▶ [YOUR TASK]:
Pick out the lines below with "Positive" and list them.
--- Start EXERCISE MATERIALS ---
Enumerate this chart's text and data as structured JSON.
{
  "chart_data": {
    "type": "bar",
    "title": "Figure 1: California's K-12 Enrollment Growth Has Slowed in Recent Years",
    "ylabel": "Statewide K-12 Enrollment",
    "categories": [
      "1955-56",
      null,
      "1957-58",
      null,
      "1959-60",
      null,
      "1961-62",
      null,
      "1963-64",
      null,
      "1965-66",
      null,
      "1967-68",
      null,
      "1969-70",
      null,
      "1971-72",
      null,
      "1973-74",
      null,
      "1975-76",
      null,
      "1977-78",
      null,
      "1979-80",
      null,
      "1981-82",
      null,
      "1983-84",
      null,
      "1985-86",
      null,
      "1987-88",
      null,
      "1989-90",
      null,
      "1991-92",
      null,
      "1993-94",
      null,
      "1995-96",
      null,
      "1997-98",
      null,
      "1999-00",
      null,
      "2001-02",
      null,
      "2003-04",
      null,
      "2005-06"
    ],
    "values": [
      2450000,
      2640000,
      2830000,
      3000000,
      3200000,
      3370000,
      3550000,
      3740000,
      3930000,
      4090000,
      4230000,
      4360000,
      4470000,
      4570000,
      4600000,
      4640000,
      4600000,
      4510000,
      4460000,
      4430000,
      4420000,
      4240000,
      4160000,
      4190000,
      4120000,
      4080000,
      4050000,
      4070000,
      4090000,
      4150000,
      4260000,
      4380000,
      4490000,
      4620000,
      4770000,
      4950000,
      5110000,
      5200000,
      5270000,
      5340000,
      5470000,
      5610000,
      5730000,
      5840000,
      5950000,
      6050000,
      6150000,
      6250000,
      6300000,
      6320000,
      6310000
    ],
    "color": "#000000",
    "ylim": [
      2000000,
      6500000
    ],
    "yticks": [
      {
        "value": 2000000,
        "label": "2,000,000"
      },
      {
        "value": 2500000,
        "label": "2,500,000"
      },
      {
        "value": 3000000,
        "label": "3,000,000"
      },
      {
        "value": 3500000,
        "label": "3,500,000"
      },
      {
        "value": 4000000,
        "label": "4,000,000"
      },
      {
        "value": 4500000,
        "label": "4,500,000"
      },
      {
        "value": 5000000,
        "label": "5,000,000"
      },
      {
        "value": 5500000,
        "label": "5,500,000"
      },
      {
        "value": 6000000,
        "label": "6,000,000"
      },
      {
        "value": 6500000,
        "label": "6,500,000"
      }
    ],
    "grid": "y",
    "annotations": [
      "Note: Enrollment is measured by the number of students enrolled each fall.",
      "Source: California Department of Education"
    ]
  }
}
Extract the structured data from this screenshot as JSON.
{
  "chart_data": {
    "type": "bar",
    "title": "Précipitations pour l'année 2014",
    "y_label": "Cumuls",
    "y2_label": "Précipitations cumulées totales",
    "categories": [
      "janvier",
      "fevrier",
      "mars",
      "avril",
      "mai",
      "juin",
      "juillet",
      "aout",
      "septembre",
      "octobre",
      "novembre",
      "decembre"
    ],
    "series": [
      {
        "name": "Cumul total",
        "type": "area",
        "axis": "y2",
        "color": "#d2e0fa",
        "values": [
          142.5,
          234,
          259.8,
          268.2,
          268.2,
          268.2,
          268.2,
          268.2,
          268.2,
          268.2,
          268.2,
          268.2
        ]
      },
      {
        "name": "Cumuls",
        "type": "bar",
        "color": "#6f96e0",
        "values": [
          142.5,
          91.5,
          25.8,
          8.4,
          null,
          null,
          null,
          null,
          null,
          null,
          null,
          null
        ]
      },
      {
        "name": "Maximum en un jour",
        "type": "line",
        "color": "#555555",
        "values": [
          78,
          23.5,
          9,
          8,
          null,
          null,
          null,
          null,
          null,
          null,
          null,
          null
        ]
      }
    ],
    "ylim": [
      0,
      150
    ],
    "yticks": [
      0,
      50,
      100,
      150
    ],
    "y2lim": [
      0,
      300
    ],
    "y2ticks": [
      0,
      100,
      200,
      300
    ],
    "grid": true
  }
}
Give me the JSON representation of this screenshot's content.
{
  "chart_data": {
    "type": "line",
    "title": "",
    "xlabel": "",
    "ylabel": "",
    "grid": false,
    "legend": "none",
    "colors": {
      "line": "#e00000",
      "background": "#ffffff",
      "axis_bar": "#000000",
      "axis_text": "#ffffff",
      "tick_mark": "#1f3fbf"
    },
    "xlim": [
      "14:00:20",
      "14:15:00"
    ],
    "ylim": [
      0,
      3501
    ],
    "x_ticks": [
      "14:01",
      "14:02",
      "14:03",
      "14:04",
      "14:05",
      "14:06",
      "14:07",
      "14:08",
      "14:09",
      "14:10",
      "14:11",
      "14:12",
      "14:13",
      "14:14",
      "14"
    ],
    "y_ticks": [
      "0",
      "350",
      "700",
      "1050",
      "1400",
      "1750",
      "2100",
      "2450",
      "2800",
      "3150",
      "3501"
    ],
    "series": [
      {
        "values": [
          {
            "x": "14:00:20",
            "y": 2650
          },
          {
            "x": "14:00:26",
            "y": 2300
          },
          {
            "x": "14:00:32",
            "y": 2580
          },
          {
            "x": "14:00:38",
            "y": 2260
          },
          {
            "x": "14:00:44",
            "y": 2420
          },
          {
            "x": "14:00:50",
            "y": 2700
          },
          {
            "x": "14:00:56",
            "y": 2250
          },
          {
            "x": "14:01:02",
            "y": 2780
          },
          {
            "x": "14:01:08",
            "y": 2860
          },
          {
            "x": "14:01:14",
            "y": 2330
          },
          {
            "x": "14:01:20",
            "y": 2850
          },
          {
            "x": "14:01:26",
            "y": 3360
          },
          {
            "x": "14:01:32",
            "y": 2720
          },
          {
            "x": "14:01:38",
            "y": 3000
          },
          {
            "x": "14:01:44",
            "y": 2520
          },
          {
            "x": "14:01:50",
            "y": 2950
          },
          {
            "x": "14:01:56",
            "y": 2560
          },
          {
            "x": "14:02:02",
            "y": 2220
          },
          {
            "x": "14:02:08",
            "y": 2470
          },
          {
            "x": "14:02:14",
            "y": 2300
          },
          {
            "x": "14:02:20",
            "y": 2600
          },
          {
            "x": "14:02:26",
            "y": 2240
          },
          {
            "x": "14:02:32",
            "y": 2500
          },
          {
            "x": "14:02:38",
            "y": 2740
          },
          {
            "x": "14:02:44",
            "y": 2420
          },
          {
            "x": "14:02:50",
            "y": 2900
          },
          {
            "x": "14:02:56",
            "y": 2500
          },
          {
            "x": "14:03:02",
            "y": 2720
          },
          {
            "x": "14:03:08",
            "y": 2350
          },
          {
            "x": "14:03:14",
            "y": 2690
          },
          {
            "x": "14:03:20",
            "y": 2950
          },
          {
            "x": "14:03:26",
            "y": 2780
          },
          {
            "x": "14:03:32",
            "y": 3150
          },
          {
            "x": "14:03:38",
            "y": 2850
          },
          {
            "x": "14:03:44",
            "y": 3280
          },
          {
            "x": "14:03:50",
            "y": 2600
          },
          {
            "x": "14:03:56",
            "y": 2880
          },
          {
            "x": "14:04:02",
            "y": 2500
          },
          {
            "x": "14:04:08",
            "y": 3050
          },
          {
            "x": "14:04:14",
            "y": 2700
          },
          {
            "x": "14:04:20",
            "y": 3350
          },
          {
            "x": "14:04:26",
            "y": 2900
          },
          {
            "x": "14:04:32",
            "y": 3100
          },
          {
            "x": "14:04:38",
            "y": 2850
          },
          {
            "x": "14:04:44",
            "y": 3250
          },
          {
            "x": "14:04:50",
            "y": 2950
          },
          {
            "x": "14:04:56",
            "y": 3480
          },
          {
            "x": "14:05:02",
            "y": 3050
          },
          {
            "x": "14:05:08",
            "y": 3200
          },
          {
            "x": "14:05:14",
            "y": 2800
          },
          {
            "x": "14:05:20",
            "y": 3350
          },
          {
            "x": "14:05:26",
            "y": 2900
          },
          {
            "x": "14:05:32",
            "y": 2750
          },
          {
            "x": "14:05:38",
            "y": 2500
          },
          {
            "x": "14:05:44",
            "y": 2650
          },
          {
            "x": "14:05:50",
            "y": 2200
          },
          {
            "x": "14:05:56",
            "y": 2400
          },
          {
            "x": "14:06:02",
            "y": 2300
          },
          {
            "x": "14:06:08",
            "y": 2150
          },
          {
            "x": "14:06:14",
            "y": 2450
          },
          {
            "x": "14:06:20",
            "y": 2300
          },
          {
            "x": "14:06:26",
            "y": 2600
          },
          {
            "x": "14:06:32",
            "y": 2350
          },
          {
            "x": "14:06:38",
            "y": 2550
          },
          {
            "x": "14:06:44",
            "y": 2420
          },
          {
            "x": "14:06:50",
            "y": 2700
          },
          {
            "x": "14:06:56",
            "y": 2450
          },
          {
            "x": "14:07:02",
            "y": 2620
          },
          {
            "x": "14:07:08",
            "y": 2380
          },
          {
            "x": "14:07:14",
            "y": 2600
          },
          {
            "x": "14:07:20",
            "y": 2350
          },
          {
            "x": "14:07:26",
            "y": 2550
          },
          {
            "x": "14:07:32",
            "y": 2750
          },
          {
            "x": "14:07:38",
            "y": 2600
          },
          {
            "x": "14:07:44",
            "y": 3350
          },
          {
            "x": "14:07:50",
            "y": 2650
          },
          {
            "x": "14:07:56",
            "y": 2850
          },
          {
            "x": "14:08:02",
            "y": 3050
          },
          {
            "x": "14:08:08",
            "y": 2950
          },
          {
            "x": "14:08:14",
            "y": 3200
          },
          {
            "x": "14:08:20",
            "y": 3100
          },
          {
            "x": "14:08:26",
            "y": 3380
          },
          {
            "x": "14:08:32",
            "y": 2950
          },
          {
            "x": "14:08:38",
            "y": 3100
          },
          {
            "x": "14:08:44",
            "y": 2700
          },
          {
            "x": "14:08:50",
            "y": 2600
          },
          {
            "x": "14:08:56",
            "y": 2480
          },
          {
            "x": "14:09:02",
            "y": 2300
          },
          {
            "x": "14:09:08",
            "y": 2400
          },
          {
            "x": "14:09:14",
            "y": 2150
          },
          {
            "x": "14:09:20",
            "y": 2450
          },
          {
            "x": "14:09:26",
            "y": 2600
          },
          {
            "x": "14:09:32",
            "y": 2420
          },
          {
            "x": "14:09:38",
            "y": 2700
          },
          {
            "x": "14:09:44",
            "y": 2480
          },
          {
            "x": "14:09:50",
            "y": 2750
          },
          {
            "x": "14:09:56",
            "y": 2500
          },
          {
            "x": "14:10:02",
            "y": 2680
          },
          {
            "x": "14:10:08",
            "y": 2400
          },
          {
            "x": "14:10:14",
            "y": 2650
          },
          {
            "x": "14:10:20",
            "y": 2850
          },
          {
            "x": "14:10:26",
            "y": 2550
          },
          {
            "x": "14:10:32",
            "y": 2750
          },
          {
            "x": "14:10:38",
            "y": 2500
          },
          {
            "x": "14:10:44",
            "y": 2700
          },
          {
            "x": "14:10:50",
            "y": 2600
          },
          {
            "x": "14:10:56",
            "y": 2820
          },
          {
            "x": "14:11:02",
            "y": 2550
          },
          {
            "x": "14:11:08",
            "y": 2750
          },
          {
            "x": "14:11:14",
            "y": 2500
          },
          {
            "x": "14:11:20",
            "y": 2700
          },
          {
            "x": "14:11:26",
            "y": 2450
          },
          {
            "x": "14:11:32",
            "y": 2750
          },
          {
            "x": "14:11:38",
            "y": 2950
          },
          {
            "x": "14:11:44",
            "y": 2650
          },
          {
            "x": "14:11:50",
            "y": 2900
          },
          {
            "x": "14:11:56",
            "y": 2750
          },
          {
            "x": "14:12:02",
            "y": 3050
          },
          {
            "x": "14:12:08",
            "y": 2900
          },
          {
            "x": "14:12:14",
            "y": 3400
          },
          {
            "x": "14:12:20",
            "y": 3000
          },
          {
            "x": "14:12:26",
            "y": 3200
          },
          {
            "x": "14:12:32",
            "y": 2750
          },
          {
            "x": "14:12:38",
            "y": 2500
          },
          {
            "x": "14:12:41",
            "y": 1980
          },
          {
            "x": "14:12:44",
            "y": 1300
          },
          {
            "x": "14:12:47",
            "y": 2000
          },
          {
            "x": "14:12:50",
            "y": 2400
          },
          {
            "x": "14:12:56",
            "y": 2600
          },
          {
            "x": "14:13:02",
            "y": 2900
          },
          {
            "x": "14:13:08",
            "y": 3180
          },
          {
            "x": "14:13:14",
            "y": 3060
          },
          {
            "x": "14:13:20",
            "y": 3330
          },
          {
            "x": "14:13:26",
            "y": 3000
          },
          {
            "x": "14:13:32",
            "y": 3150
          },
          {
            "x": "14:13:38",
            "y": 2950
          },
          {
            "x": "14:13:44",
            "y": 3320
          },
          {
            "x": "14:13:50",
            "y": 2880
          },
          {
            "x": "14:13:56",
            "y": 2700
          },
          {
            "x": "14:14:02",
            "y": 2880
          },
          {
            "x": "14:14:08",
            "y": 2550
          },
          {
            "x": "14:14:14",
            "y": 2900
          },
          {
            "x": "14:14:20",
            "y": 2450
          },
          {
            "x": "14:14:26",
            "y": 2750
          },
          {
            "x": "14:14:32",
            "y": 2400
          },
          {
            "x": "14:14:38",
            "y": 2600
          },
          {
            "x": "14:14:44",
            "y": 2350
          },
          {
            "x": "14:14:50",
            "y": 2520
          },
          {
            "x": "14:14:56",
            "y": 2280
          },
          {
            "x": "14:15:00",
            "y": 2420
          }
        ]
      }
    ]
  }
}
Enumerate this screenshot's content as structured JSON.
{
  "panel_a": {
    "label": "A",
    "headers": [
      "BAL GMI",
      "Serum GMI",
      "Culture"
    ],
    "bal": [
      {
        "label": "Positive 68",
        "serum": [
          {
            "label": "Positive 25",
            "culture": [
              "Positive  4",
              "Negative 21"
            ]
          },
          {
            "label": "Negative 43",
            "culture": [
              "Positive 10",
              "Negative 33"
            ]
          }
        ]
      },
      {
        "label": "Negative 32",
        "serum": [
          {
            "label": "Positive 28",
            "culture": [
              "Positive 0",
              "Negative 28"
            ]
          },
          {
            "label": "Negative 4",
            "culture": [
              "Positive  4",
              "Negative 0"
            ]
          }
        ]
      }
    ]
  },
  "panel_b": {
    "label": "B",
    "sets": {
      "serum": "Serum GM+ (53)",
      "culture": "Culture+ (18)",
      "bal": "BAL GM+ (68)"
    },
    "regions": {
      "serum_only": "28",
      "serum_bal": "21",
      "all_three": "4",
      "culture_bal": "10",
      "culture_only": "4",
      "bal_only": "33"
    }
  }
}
--- End EXERCISE MATERIALS ---
▶ [THE SOLUTION]:
        "label": "Positive 68",
            "label": "Positive 25",
              "Positive  4",
              "Positive 10",
            "label": "Positive 28",
              "Positive 0",
              "Positive  4",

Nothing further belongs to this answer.